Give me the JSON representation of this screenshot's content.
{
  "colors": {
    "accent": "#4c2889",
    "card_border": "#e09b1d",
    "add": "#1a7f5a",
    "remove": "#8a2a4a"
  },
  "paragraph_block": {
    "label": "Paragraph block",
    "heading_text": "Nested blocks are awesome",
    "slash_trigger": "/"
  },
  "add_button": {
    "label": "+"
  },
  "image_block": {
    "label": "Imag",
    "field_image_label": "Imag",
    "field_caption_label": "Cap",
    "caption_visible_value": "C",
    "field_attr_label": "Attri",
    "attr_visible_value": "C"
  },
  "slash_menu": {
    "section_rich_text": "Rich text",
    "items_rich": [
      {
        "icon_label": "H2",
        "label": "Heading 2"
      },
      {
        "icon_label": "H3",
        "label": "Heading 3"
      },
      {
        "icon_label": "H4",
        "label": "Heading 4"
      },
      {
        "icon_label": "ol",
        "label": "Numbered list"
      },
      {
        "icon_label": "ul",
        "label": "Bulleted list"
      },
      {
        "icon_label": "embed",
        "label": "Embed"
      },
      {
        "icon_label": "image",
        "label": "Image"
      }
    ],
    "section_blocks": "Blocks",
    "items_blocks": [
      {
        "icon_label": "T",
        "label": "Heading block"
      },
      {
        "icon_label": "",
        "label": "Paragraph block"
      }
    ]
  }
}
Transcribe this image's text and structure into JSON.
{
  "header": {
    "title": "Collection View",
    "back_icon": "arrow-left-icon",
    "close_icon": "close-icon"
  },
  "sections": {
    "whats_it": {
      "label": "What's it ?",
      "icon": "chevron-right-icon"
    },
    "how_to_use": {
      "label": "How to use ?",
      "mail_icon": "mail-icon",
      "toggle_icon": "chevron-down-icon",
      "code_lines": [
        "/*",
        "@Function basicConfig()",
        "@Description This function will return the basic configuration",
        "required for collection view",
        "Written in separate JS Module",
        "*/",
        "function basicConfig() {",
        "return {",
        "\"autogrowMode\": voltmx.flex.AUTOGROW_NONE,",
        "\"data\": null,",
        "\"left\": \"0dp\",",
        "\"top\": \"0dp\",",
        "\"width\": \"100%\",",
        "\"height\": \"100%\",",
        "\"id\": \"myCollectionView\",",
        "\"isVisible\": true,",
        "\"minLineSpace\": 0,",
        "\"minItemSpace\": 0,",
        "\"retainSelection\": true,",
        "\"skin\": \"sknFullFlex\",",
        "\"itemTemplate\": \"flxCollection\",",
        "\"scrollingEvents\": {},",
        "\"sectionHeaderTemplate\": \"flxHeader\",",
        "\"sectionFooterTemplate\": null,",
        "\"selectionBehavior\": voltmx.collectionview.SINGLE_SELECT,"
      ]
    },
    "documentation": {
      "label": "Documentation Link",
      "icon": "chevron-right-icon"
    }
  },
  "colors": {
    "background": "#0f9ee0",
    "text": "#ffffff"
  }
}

▬▬▬

> **Task directions**
Your task is to retype all of the records exactly.

> **Reply to the task**
Give me the JSON representation of this screenshot's content.
{
  "colors": {
    "accent": "#4c2889",
    "card_border": "#e09b1d",
    "add": "#1a7f5a",
    "remove": "#8a2a4a"
  },
  "paragraph_block": {
    "label": "Paragraph block",
    "heading_text": "Nested blocks are awesome",
    "slash_trigger": "/"
  },
  "add_button": {
    "label": "+"
  },
  "image_block": {
    "label": "Imag",
    "field_image_label": "Imag",
    "field_caption_label": "Cap",
    "caption_visible_value": "C",
    "field_attr_label": "Attri",
    "attr_visible_value": "C"
  },
  "slash_menu": {
    "section_rich_text": "Rich text",
    "items_rich": [
      {
        "icon_label": "H2",
        "label": "Heading 2"
      },
      {
        "icon_label": "H3",
        "label": "Heading 3"
      },
      {
        "icon_label": "H4",
        "label": "Heading 4"
      },
      {
        "icon_label": "ol",
        "label": "Numbered list"
      },
      {
        "icon_label": "ul",
        "label": "Bulleted list"
      },
      {
        "icon_label": "embed",
        "label": "Embed"
      },
      {
        "icon_label": "image",
        "label": "Image"
      }
    ],
    "section_blocks": "Blocks",
    "items_blocks": [
      {
        "icon_label": "T",
        "label": "Heading block"
      },
      {
        "icon_label": "",
        "label": "Paragraph block"
      }
    ]
  }
}
Transcribe this image's text and structure into JSON.
{
  "header": {
    "title": "Collection View",
    "back_icon": "arrow-left-icon",
    "close_icon": "close-icon"
  },
  "sections": {
    "whats_it": {
      "label": "What's it ?",
      "icon": "chevron-right-icon"
    },
    "how_to_use": {
      "label": "How to use ?",
      "mail_icon": "mail-icon",
      "toggle_icon": "chevron-down-icon",
      "code_lines": [
        "/*",
        "@Function basicConfig()",
        "@Description This function will return the basic configuration",
        "required for collection view",
        "Written in separate JS Module",
        "*/",
        "function basicConfig() {",
        "return {",
        "\"autogrowMode\": voltmx.flex.AUTOGROW_NONE,",
        "\"data\": null,",
        "\"left\": \"0dp\",",
        "\"top\": \"0dp\",",
        "\"width\": \"100%\",",
        "\"height\": \"100%\",",
        "\"id\": \"myCollectionView\",",
        "\"isVisible\": true,",
        "\"minLineSpace\": 0,",
        "\"minItemSpace\": 0,",
        "\"retainSelection\": true,",
        "\"skin\": \"sknFullFlex\",",
        "\"itemTemplate\": \"flxCollection\",",
        "\"scrollingEvents\": {},",
        "\"sectionHeaderTemplate\": \"flxHeader\",",
        "\"sectionFooterTemplate\": null,",
        "\"selectionBehavior\": voltmx.collectionview.SINGLE_SELECT,"
      ]
    },
    "documentation": {
      "label": "Documentation Link",
      "icon": "chevron-right-icon"
    }
  },
  "colors": {
    "background": "#0f9ee0",
    "text": "#ffffff"
  }
}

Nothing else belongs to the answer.